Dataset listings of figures
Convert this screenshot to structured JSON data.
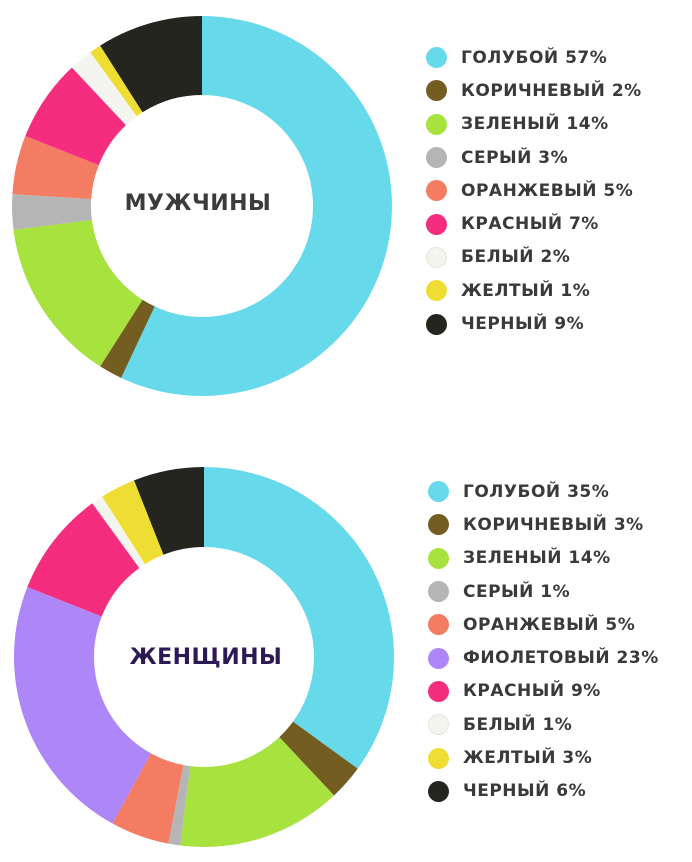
{
  "chart_data": [
    {
      "type": "pie",
      "center_label": "МУЖЧИНЫ",
      "center_label_color": "#3b3b3b",
      "slices": [
        {
          "label": "ГОЛУБОЙ 57%",
          "value": 57,
          "color": "#66d9ea"
        },
        {
          "label": "КОРИЧНЕВЫЙ 2%",
          "value": 2,
          "color": "#735d20"
        },
        {
          "label": "ЗЕЛЕНЫЙ 14%",
          "value": 14,
          "color": "#a7e23f"
        },
        {
          "label": "СЕРЫЙ 3%",
          "value": 3,
          "color": "#b5b5b5"
        },
        {
          "label": "ОРАНЖЕВЫЙ 5%",
          "value": 5,
          "color": "#f47c62"
        },
        {
          "label": "КРАСНЫЙ 7%",
          "value": 7,
          "color": "#f42d7e"
        },
        {
          "label": "БЕЛЫЙ 2%",
          "value": 2,
          "color": "#f5f5ef"
        },
        {
          "label": "ЖЕЛТЫЙ 1%",
          "value": 1,
          "color": "#eedd33"
        },
        {
          "label": "ЧЕРНЫЙ 9%",
          "value": 9,
          "color": "#252520"
        }
      ]
    },
    {
      "type": "pie",
      "center_label": "ЖЕНЩИНЫ",
      "center_label_color": "#2d1a55",
      "slices": [
        {
          "label": "ГОЛУБОЙ 35%",
          "value": 35,
          "color": "#66d9ea"
        },
        {
          "label": "КОРИЧНЕВЫЙ 3%",
          "value": 3,
          "color": "#735d20"
        },
        {
          "label": "ЗЕЛЕНЫЙ 14%",
          "value": 14,
          "color": "#a7e23f"
        },
        {
          "label": "СЕРЫЙ 1%",
          "value": 1,
          "color": "#b5b5b5"
        },
        {
          "label": "ОРАНЖЕВЫЙ 5%",
          "value": 5,
          "color": "#f47c62"
        },
        {
          "label": "ФИОЛЕТОВЫЙ 23%",
          "value": 23,
          "color": "#ad86f7"
        },
        {
          "label": "КРАСНЫЙ 9%",
          "value": 9,
          "color": "#f42d7e"
        },
        {
          "label": "БЕЛЫЙ 1%",
          "value": 1,
          "color": "#f5f5ef"
        },
        {
          "label": "ЖЕЛТЫЙ 3%",
          "value": 3,
          "color": "#eedd33"
        },
        {
          "label": "ЧЕРНЫЙ 6%",
          "value": 6,
          "color": "#252520"
        }
      ]
    }
  ]
}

Task to carry out -
Return all of the data exactly as written, and drop the pictures.

Task output -
Convert this screenshot to structured JSON data.
{
  "chart_data": [
    {
      "type": "pie",
      "center_label": "МУЖЧИНЫ",
      "center_label_color": "#3b3b3b",
      "slices": [
        {
          "label": "ГОЛУБОЙ 57%",
          "value": 57,
          "color": "#66d9ea"
        },
        {
          "label": "КОРИЧНЕВЫЙ 2%",
          "value": 2,
          "color": "#735d20"
        },
        {
          "label": "ЗЕЛЕНЫЙ 14%",
          "value": 14,
          "color": "#a7e23f"
        },
        {
          "label": "СЕРЫЙ 3%",
          "value": 3,
          "color": "#b5b5b5"
        },
        {
          "label": "ОРАНЖЕВЫЙ 5%",
          "value": 5,
          "color": "#f47c62"
        },
        {
          "label": "КРАСНЫЙ 7%",
          "value": 7,
          "color": "#f42d7e"
        },
        {
          "label": "БЕЛЫЙ 2%",
          "value": 2,
          "color": "#f5f5ef"
        },
        {
          "label": "ЖЕЛТЫЙ 1%",
          "value": 1,
          "color": "#eedd33"
        },
        {
          "label": "ЧЕРНЫЙ 9%",
          "value": 9,
          "color": "#252520"
        }
      ]
    },
    {
      "type": "pie",
      "center_label": "ЖЕНЩИНЫ",
      "center_label_color": "#2d1a55",
      "slices": [
        {
          "label": "ГОЛУБОЙ 35%",
          "value": 35,
          "color": "#66d9ea"
        },
        {
          "label": "КОРИЧНЕВЫЙ 3%",
          "value": 3,
          "color": "#735d20"
        },
        {
          "label": "ЗЕЛЕНЫЙ 14%",
          "value": 14,
          "color": "#a7e23f"
        },
        {
          "label": "СЕРЫЙ 1%",
          "value": 1,
          "color": "#b5b5b5"
        },
        {
          "label": "ОРАНЖЕВЫЙ 5%",
          "value": 5,
          "color": "#f47c62"
        },
        {
          "label": "ФИОЛЕТОВЫЙ 23%",
          "value": 23,
          "color": "#ad86f7"
        },
        {
          "label": "КРАСНЫЙ 9%",
          "value": 9,
          "color": "#f42d7e"
        },
        {
          "label": "БЕЛЫЙ 1%",
          "value": 1,
          "color": "#f5f5ef"
        },
        {
          "label": "ЖЕЛТЫЙ 3%",
          "value": 3,
          "color": "#eedd33"
        },
        {
          "label": "ЧЕРНЫЙ 6%",
          "value": 6,
          "color": "#252520"
        }
      ]
    }
  ]
}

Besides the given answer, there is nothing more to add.